--- start of ENTRIES ---
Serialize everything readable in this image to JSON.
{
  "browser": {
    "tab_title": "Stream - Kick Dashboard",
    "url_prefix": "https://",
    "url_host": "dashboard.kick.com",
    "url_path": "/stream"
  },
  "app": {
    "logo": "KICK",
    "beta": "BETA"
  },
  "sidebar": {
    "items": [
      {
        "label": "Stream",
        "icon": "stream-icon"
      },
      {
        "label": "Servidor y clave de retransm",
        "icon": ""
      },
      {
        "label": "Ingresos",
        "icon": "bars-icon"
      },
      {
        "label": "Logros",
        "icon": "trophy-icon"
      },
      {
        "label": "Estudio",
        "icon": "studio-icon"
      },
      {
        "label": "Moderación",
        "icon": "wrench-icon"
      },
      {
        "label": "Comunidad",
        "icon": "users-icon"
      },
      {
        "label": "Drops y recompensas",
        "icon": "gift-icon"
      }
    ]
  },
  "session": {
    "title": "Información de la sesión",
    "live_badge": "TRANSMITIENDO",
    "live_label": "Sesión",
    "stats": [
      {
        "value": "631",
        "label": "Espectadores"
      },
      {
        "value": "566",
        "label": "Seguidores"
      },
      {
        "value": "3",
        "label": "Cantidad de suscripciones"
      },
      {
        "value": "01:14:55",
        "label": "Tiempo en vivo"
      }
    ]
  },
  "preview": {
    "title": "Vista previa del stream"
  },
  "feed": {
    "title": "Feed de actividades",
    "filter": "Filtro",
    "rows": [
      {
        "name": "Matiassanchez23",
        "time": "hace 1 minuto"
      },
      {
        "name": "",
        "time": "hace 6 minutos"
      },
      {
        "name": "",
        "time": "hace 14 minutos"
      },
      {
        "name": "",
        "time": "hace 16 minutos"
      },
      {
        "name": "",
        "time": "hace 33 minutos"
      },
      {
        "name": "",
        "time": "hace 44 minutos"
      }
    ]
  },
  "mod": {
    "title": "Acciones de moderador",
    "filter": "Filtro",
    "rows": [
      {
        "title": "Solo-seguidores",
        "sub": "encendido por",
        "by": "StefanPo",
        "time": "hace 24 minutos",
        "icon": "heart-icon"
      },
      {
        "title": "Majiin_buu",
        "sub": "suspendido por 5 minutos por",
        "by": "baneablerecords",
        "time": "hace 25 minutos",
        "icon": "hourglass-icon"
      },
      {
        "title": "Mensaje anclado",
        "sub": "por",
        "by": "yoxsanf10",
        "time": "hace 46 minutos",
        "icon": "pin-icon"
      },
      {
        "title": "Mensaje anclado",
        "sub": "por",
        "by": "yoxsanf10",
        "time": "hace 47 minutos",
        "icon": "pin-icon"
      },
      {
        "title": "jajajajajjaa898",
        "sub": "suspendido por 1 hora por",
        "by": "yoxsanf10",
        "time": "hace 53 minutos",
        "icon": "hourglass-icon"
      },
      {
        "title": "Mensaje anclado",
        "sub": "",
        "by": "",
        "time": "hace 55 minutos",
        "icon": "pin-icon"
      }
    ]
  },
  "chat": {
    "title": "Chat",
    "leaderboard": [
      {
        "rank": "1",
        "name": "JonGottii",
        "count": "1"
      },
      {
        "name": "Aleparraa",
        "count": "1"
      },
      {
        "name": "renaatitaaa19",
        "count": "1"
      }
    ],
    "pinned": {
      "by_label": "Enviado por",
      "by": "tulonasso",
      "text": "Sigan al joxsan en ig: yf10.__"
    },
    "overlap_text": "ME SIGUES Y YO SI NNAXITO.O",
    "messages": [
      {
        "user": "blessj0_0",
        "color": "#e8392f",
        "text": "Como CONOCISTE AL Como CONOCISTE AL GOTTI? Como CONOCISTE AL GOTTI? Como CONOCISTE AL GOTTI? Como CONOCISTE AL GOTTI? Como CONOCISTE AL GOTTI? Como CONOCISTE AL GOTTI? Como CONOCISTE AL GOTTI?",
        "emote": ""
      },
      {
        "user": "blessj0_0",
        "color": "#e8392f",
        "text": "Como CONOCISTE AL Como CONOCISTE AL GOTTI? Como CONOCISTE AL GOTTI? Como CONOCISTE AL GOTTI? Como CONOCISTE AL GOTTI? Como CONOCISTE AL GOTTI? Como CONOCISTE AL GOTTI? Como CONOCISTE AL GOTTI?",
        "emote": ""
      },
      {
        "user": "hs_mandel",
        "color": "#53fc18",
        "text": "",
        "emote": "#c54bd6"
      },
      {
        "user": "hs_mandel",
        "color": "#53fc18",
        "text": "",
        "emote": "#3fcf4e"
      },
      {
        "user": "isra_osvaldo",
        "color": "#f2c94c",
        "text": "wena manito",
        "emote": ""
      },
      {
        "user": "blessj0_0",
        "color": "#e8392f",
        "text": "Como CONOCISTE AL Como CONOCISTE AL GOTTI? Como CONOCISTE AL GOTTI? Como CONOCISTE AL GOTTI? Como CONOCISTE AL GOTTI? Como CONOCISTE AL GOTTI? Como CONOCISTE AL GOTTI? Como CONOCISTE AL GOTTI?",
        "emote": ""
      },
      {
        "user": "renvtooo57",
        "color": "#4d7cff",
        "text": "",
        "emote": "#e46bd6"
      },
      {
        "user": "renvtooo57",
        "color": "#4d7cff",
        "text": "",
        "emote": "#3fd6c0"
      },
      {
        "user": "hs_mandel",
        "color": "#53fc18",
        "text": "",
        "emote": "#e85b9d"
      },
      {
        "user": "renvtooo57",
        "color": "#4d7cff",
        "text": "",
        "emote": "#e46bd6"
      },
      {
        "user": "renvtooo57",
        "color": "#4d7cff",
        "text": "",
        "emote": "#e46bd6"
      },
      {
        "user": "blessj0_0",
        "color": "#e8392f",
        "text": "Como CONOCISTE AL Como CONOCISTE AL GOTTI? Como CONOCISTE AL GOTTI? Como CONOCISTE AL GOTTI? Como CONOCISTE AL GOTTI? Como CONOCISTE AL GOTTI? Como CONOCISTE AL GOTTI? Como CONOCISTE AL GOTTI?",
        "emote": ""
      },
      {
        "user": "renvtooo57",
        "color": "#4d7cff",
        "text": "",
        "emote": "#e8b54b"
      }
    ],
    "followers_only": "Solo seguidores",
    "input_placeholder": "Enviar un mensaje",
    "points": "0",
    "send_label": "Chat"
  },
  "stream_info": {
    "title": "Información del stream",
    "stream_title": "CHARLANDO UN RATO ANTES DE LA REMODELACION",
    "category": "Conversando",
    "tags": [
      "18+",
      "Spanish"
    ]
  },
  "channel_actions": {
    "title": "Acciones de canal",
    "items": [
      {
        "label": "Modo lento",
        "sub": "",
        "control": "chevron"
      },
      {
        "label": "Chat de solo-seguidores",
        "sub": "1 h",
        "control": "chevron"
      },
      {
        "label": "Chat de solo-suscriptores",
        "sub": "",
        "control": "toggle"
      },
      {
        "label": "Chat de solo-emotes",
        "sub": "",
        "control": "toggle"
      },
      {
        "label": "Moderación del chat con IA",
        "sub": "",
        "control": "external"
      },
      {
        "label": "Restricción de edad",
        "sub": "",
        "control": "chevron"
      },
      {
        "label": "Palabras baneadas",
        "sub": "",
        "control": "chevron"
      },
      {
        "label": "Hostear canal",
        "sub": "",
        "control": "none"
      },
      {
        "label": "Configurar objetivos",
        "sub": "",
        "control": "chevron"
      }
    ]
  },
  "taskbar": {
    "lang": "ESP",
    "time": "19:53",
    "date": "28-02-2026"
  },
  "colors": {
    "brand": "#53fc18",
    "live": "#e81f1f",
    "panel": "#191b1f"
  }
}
--- end of ENTRIES ---
* DESCRIPTION OF THE TASK *
All of the records must be repeated exactly.

* EXERCISE SOLUTION *
Serialize everything readable in this image to JSON.
{
  "browser": {
    "tab_title": "Stream - Kick Dashboard",
    "url_prefix": "https://",
    "url_host": "dashboard.kick.com",
    "url_path": "/stream"
  },
  "app": {
    "logo": "KICK",
    "beta": "BETA"
  },
  "sidebar": {
    "items": [
      {
        "label": "Stream",
        "icon": "stream-icon"
      },
      {
        "label": "Servidor y clave de retransm",
        "icon": ""
      },
      {
        "label": "Ingresos",
        "icon": "bars-icon"
      },
      {
        "label": "Logros",
        "icon": "trophy-icon"
      },
      {
        "label": "Estudio",
        "icon": "studio-icon"
      },
      {
        "label": "Moderación",
        "icon": "wrench-icon"
      },
      {
        "label": "Comunidad",
        "icon": "users-icon"
      },
      {
        "label": "Drops y recompensas",
        "icon": "gift-icon"
      }
    ]
  },
  "session": {
    "title": "Información de la sesión",
    "live_badge": "TRANSMITIENDO",
    "live_label": "Sesión",
    "stats": [
      {
        "value": "631",
        "label": "Espectadores"
      },
      {
        "value": "566",
        "label": "Seguidores"
      },
      {
        "value": "3",
        "label": "Cantidad de suscripciones"
      },
      {
        "value": "01:14:55",
        "label": "Tiempo en vivo"
      }
    ]
  },
  "preview": {
    "title": "Vista previa del stream"
  },
  "feed": {
    "title": "Feed de actividades",
    "filter": "Filtro",
    "rows": [
      {
        "name": "Matiassanchez23",
        "time": "hace 1 minuto"
      },
      {
        "name": "",
        "time": "hace 6 minutos"
      },
      {
        "name": "",
        "time": "hace 14 minutos"
      },
      {
        "name": "",
        "time": "hace 16 minutos"
      },
      {
        "name": "",
        "time": "hace 33 minutos"
      },
      {
        "name": "",
        "time": "hace 44 minutos"
      }
    ]
  },
  "mod": {
    "title": "Acciones de moderador",
    "filter": "Filtro",
    "rows": [
      {
        "title": "Solo-seguidores",
        "sub": "encendido por",
        "by": "StefanPo",
        "time": "hace 24 minutos",
        "icon": "heart-icon"
      },
      {
        "title": "Majiin_buu",
        "sub": "suspendido por 5 minutos por",
        "by": "baneablerecords",
        "time": "hace 25 minutos",
        "icon": "hourglass-icon"
      },
      {
        "title": "Mensaje anclado",
        "sub": "por",
        "by": "yoxsanf10",
        "time": "hace 46 minutos",
        "icon": "pin-icon"
      },
      {
        "title": "Mensaje anclado",
        "sub": "por",
        "by": "yoxsanf10",
        "time": "hace 47 minutos",
        "icon": "pin-icon"
      },
      {
        "title": "jajajajajjaa898",
        "sub": "suspendido por 1 hora por",
        "by": "yoxsanf10",
        "time": "hace 53 minutos",
        "icon": "hourglass-icon"
      },
      {
        "title": "Mensaje anclado",
        "sub": "",
        "by": "",
        "time": "hace 55 minutos",
        "icon": "pin-icon"
      }
    ]
  },
  "chat": {
    "title": "Chat",
    "leaderboard": [
      {
        "rank": "1",
        "name": "JonGottii",
        "count": "1"
      },
      {
        "name": "Aleparraa",
        "count": "1"
      },
      {
        "name": "renaatitaaa19",
        "count": "1"
      }
    ],
    "pinned": {
      "by_label": "Enviado por",
      "by": "tulonasso",
      "text": "Sigan al joxsan en ig: yf10.__"
    },
    "overlap_text": "ME SIGUES Y YO SI NNAXITO.O",
    "messages": [
      {
        "user": "blessj0_0",
        "color": "#e8392f",
        "text": "Como CONOCISTE AL Como CONOCISTE AL GOTTI? Como CONOCISTE AL GOTTI? Como CONOCISTE AL GOTTI? Como CONOCISTE AL GOTTI? Como CONOCISTE AL GOTTI? Como CONOCISTE AL GOTTI? Como CONOCISTE AL GOTTI?",
        "emote": ""
      },
      {
        "user": "blessj0_0",
        "color": "#e8392f",
        "text": "Como CONOCISTE AL Como CONOCISTE AL GOTTI? Como CONOCISTE AL GOTTI? Como CONOCISTE AL GOTTI? Como CONOCISTE AL GOTTI? Como CONOCISTE AL GOTTI? Como CONOCISTE AL GOTTI? Como CONOCISTE AL GOTTI?",
        "emote": ""
      },
      {
        "user": "hs_mandel",
        "color": "#53fc18",
        "text": "",
        "emote": "#c54bd6"
      },
      {
        "user": "hs_mandel",
        "color": "#53fc18",
        "text": "",
        "emote": "#3fcf4e"
      },
      {
        "user": "isra_osvaldo",
        "color": "#f2c94c",
        "text": "wena manito",
        "emote": ""
      },
      {
        "user": "blessj0_0",
        "color": "#e8392f",
        "text": "Como CONOCISTE AL Como CONOCISTE AL GOTTI? Como CONOCISTE AL GOTTI? Como CONOCISTE AL GOTTI? Como CONOCISTE AL GOTTI? Como CONOCISTE AL GOTTI? Como CONOCISTE AL GOTTI? Como CONOCISTE AL GOTTI?",
        "emote": ""
      },
      {
        "user": "renvtooo57",
        "color": "#4d7cff",
        "text": "",
        "emote": "#e46bd6"
      },
      {
        "user": "renvtooo57",
        "color": "#4d7cff",
        "text": "",
        "emote": "#3fd6c0"
      },
      {
        "user": "hs_mandel",
        "color": "#53fc18",
        "text": "",
        "emote": "#e85b9d"
      },
      {
        "user": "renvtooo57",
        "color": "#4d7cff",
        "text": "",
        "emote": "#e46bd6"
      },
      {
        "user": "renvtooo57",
        "color": "#4d7cff",
        "text": "",
        "emote": "#e46bd6"
      },
      {
        "user": "blessj0_0",
        "color": "#e8392f",
        "text": "Como CONOCISTE AL Como CONOCISTE AL GOTTI? Como CONOCISTE AL GOTTI? Como CONOCISTE AL GOTTI? Como CONOCISTE AL GOTTI? Como CONOCISTE AL GOTTI? Como CONOCISTE AL GOTTI? Como CONOCISTE AL GOTTI?",
        "emote": ""
      },
      {
        "user": "renvtooo57",
        "color": "#4d7cff",
        "text": "",
        "emote": "#e8b54b"
      }
    ],
    "followers_only": "Solo seguidores",
    "input_placeholder": "Enviar un mensaje",
    "points": "0",
    "send_label": "Chat"
  },
  "stream_info": {
    "title": "Información del stream",
    "stream_title": "CHARLANDO UN RATO ANTES DE LA REMODELACION",
    "category": "Conversando",
    "tags": [
      "18+",
      "Spanish"
    ]
  },
  "channel_actions": {
    "title": "Acciones de canal",
    "items": [
      {
        "label": "Modo lento",
        "sub": "",
        "control": "chevron"
      },
      {
        "label": "Chat de solo-seguidores",
        "sub": "1 h",
        "control": "chevron"
      },
      {
        "label": "Chat de solo-suscriptores",
        "sub": "",
        "control": "toggle"
      },
      {
        "label": "Chat de solo-emotes",
        "sub": "",
        "control": "toggle"
      },
      {
        "label": "Moderación del chat con IA",
        "sub": "",
        "control": "external"
      },
      {
        "label": "Restricción de edad",
        "sub": "",
        "control": "chevron"
      },
      {
        "label": "Palabras baneadas",
        "sub": "",
        "control": "chevron"
      },
      {
        "label": "Hostear canal",
        "sub": "",
        "control": "none"
      },
      {
        "label": "Configurar objetivos",
        "sub": "",
        "control": "chevron"
      }
    ]
  },
  "taskbar": {
    "lang": "ESP",
    "time": "19:53",
    "date": "28-02-2026"
  },
  "colors": {
    "brand": "#53fc18",
    "live": "#e81f1f",
    "panel": "#191b1f"
  }
}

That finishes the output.